(Dataset entries on figures)
# # # # #

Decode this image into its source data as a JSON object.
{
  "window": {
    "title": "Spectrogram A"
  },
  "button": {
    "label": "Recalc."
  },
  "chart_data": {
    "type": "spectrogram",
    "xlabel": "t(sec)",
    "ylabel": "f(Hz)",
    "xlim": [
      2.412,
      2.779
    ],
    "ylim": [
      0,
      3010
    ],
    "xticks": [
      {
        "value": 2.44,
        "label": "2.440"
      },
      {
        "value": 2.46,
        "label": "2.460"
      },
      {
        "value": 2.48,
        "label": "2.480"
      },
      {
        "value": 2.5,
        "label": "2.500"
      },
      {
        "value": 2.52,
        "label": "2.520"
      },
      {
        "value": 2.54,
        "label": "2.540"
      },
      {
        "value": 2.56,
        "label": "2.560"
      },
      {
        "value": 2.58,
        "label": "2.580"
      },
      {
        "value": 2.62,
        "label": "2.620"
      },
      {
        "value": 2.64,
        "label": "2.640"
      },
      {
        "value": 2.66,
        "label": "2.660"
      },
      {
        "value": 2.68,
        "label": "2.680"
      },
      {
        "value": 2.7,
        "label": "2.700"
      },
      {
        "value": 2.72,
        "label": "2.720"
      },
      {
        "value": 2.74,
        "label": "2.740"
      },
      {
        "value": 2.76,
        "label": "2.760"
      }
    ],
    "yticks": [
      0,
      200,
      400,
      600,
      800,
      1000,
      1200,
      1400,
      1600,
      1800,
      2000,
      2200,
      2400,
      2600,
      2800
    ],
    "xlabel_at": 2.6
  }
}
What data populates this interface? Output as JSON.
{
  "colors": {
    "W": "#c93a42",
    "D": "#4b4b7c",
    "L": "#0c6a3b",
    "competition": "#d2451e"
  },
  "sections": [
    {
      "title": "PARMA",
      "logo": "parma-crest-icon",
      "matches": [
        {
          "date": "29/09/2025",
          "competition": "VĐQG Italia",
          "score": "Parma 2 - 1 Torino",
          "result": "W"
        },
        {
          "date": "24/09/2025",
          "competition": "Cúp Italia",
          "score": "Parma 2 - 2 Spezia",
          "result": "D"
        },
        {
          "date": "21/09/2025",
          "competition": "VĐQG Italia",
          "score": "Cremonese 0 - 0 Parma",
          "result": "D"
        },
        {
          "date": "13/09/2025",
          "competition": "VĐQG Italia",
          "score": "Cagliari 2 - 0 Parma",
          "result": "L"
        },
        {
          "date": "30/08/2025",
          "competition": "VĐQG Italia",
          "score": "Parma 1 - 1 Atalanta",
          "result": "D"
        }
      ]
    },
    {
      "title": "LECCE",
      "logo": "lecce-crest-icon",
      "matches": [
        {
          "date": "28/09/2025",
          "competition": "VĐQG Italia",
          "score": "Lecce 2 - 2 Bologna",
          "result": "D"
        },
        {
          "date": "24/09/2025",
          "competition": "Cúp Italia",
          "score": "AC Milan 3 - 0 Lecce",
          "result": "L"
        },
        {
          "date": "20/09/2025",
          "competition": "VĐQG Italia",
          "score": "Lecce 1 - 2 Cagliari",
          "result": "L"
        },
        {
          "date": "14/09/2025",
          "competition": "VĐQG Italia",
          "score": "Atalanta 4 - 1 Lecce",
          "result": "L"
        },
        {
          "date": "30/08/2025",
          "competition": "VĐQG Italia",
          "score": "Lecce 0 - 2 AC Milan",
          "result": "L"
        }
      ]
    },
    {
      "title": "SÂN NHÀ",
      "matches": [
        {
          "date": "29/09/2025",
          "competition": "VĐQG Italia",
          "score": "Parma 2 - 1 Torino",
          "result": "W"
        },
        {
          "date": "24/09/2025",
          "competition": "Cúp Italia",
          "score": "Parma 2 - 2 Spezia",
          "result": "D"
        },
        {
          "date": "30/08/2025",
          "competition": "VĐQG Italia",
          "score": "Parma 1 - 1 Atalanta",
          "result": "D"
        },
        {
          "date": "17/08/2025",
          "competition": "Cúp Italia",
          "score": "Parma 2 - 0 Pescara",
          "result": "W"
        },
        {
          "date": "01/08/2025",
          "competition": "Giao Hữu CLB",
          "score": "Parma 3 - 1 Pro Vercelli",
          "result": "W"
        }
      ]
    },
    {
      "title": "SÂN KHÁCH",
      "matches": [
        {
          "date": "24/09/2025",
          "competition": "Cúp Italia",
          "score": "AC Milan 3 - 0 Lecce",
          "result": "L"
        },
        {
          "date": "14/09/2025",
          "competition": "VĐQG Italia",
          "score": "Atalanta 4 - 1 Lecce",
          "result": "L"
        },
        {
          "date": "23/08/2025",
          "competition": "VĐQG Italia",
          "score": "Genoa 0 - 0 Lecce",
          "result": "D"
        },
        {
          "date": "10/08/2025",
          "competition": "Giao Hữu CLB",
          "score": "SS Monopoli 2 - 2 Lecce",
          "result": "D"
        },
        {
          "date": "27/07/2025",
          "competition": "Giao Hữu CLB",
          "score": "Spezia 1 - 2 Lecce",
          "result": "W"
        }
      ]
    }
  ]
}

# # # # #

#### [What this task involves]
Without changing a word, restate the whole listing.

#### [Task response]
Decode this image into its source data as a JSON object.
{
  "window": {
    "title": "Spectrogram A"
  },
  "button": {
    "label": "Recalc."
  },
  "chart_data": {
    "type": "spectrogram",
    "xlabel": "t(sec)",
    "ylabel": "f(Hz)",
    "xlim": [
      2.412,
      2.779
    ],
    "ylim": [
      0,
      3010
    ],
    "xticks": [
      {
        "value": 2.44,
        "label": "2.440"
      },
      {
        "value": 2.46,
        "label": "2.460"
      },
      {
        "value": 2.48,
        "label": "2.480"
      },
      {
        "value": 2.5,
        "label": "2.500"
      },
      {
        "value": 2.52,
        "label": "2.520"
      },
      {
        "value": 2.54,
        "label": "2.540"
      },
      {
        "value": 2.56,
        "label": "2.560"
      },
      {
        "value": 2.58,
        "label": "2.580"
      },
      {
        "value": 2.62,
        "label": "2.620"
      },
      {
        "value": 2.64,
        "label": "2.640"
      },
      {
        "value": 2.66,
        "label": "2.660"
      },
      {
        "value": 2.68,
        "label": "2.680"
      },
      {
        "value": 2.7,
        "label": "2.700"
      },
      {
        "value": 2.72,
        "label": "2.720"
      },
      {
        "value": 2.74,
        "label": "2.740"
      },
      {
        "value": 2.76,
        "label": "2.760"
      }
    ],
    "yticks": [
      0,
      200,
      400,
      600,
      800,
      1000,
      1200,
      1400,
      1600,
      1800,
      2000,
      2200,
      2400,
      2600,
      2800
    ],
    "xlabel_at": 2.6
  }
}
What data populates this interface? Output as JSON.
{
  "colors": {
    "W": "#c93a42",
    "D": "#4b4b7c",
    "L": "#0c6a3b",
    "competition": "#d2451e"
  },
  "sections": [
    {
      "title": "PARMA",
      "logo": "parma-crest-icon",
      "matches": [
        {
          "date": "29/09/2025",
          "competition": "VĐQG Italia",
          "score": "Parma 2 - 1 Torino",
          "result": "W"
        },
        {
          "date": "24/09/2025",
          "competition": "Cúp Italia",
          "score": "Parma 2 - 2 Spezia",
          "result": "D"
        },
        {
          "date": "21/09/2025",
          "competition": "VĐQG Italia",
          "score": "Cremonese 0 - 0 Parma",
          "result": "D"
        },
        {
          "date": "13/09/2025",
          "competition": "VĐQG Italia",
          "score": "Cagliari 2 - 0 Parma",
          "result": "L"
        },
        {
          "date": "30/08/2025",
          "competition": "VĐQG Italia",
          "score": "Parma 1 - 1 Atalanta",
          "result": "D"
        }
      ]
    },
    {
      "title": "LECCE",
      "logo": "lecce-crest-icon",
      "matches": [
        {
          "date": "28/09/2025",
          "competition": "VĐQG Italia",
          "score": "Lecce 2 - 2 Bologna",
          "result": "D"
        },
        {
          "date": "24/09/2025",
          "competition": "Cúp Italia",
          "score": "AC Milan 3 - 0 Lecce",
          "result": "L"
        },
        {
          "date": "20/09/2025",
          "competition": "VĐQG Italia",
          "score": "Lecce 1 - 2 Cagliari",
          "result": "L"
        },
        {
          "date": "14/09/2025",
          "competition": "VĐQG Italia",
          "score": "Atalanta 4 - 1 Lecce",
          "result": "L"
        },
        {
          "date": "30/08/2025",
          "competition": "VĐQG Italia",
          "score": "Lecce 0 - 2 AC Milan",
          "result": "L"
        }
      ]
    },
    {
      "title": "SÂN NHÀ",
      "matches": [
        {
          "date": "29/09/2025",
          "competition": "VĐQG Italia",
          "score": "Parma 2 - 1 Torino",
          "result": "W"
        },
        {
          "date": "24/09/2025",
          "competition": "Cúp Italia",
          "score": "Parma 2 - 2 Spezia",
          "result": "D"
        },
        {
          "date": "30/08/2025",
          "competition": "VĐQG Italia",
          "score": "Parma 1 - 1 Atalanta",
          "result": "D"
        },
        {
          "date": "17/08/2025",
          "competition": "Cúp Italia",
          "score": "Parma 2 - 0 Pescara",
          "result": "W"
        },
        {
          "date": "01/08/2025",
          "competition": "Giao Hữu CLB",
          "score": "Parma 3 - 1 Pro Vercelli",
          "result": "W"
        }
      ]
    },
    {
      "title": "SÂN KHÁCH",
      "matches": [
        {
          "date": "24/09/2025",
          "competition": "Cúp Italia",
          "score": "AC Milan 3 - 0 Lecce",
          "result": "L"
        },
        {
          "date": "14/09/2025",
          "competition": "VĐQG Italia",
          "score": "Atalanta 4 - 1 Lecce",
          "result": "L"
        },
        {
          "date": "23/08/2025",
          "competition": "VĐQG Italia",
          "score": "Genoa 0 - 0 Lecce",
          "result": "D"
        },
        {
          "date": "10/08/2025",
          "competition": "Giao Hữu CLB",
          "score": "SS Monopoli 2 - 2 Lecce",
          "result": "D"
        },
        {
          "date": "27/07/2025",
          "competition": "Giao Hữu CLB",
          "score": "Spezia 1 - 2 Lecce",
          "result": "W"
        }
      ]
    }
  ]
}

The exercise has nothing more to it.